Copy every line of the following data that includes the string "pays".

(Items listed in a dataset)
-----
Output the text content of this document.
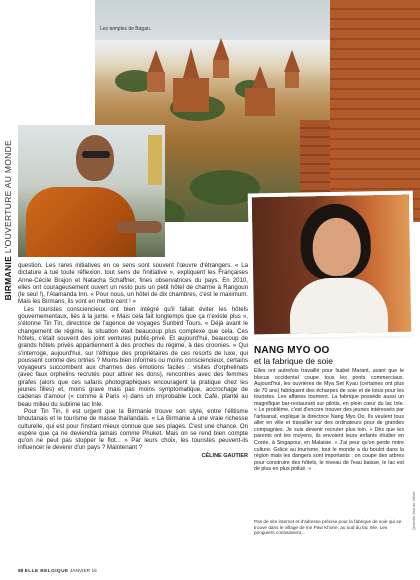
Les temples de Bagan.
BIRMANIE L'OUVERTURE AU MONDE

question. Les rares initiatives en ce sens sont souvent l'œuvre d'étrangers. « La dictature a tué toute réflexion, tout sens de l'initiative », expliquent les Françaises Anne-Cécile Brajon et Natacha Schaffner, fines observatrices du pays. En 2010, elles ont courageusement ouvert un resto puis un petit hôtel de charme à Rangoun (le seul !), l'Alamanda Inn. « Pour nous, un hôtel de dix chambres, c'est le maximum. Mais les Birmans, ils vont en mettre cent ! »

Les touristes consciencieux ont bien intégré qu'il fallait éviter les hôtels gouvernementaux, liés à la junte. « Mais cela fait longtemps que ça n'existe plus », s'étonne Tin Tin, directrice de l'agence de voyages Sunbird Tours. « Déjà avant le changement de régime, la situation était beaucoup plus complexe que cela. Ces hôtels, c'était souvent des joint ventures public-privé. Et aujourd'hui, beaucoup de grands hôtels privés appartiennent à des proches du régime, à des croonies. » Qui s'interroge, aujourd'hui, sur l'éthique des propriétaires de ces resorts de luxe, qui poussent comme des ortries ? Moins bien informés ou moins consciencieux, certains voyageurs succombent aux charmes des émotions faciles : visites d'orphelinats (avec faux orphelins recrutés pour attirer les dons), rencontres avec des femmes girafes (alors que ces safaris photographiques encouragent la pratique chez les jeunes filles) et, moins grave mais pas moins symptomatique, accrochage de cadenas d'amour (« comme à Paris ») dans un improbable Lock Café, planté au beau milieu du sublime lac Inle.

Pour Tin Tin, il est urgent que la Birmanie trouve son style, entre l'élitisme bhoutanais et le tourisme de masse thaïlandais. « La Birmanie a une vraie richesse culturelle, qui est pour l'instant mieux connue que ses plages. C'est une chance. On espère que ça ne deviendra jamais comme Phuket. Mais on se rend bien compte qu'on ne peut pas stopper le flot... » Par leurs choix, les touristes peuvent-ils influencer le devenir d'un pays ? Maintenant ?

CÉLINE GAUTIER
NANG MYO OO
et la fabrique de soie
Elles ont autrefois travaillé pour Isabel Marant, avant que le blocus occidental coupe tous les ponts commerciaux. Aujourd'hui, les ouvrières de Mya Set Kyau (certaines ont plus de 70 ans) fabriquent des écharpes de soie et de lotus pour les touristes. Les affaires tournent. La fabrique possède aussi un magnifique bar-restaurant sur pilotis, en plein cœur du lac Inle. « Le problème, c'est d'encore trouver des jeunes intéressés par l'artisanat, explique la directrice Nang Myo Oo. Ils veulent tous aller en ville et travailler sur des ordinateurs pour de grandes compagnies. Je suis devenir recruter plus loin. » Dès que les parents ont les moyens, ils envoient leurs enfants étudier en Corée, à Singapour, en Malaisie. « J'ai peur qu'on perde notre culture. Grâce au tourisme, tout le monde a du boulot dans la région mais les dangers sont importants : on coupe des arbres pour construire des hôtels, le niveau de l'eau baisse, le lac est de plus en plus pollué. »
Pas de site internet et d'adresse précise pour la fabrique de soie qui se trouve dans le village de Inn Paw Khone, au sud du lac Inle. Les piroguiers connaissent...
Quentin Van de Velde
88 ELLE BELGIQUE JANVIER 15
-----
### ANSWER TO THE PROBLEM
question. Les rares initiatives en ce sens sont souvent l'œuvre d'étrangers. « La dictature a tué toute réflexion, tout sens de l'initiative », expliquent les Françaises Anne-Cécile Brajon et Natacha Schaffner, fines observatrices du pays. En 2010, elles ont courageusement ouvert un resto puis un petit hôtel de charme à Rangoun (le seul !), l'Alamanda Inn. « Pour nous, un hôtel de dix chambres, c'est le maximum. Mais les Birmans, ils vont en mettre cent ! »
Pour Tin Tin, il est urgent que la Birmanie trouve son style, entre l'élitisme bhoutanais et le tourisme de masse thaïlandais. « La Birmanie a une vraie richesse culturelle, qui est pour l'instant mieux connue que ses plages. C'est une chance. On espère que ça ne deviendra jamais comme Phuket. Mais on se rend bien compte qu'on ne peut pas stopper le flot... » Par leurs choix, les touristes peuvent-ils influencer le devenir d'un pays ? Maintenant ?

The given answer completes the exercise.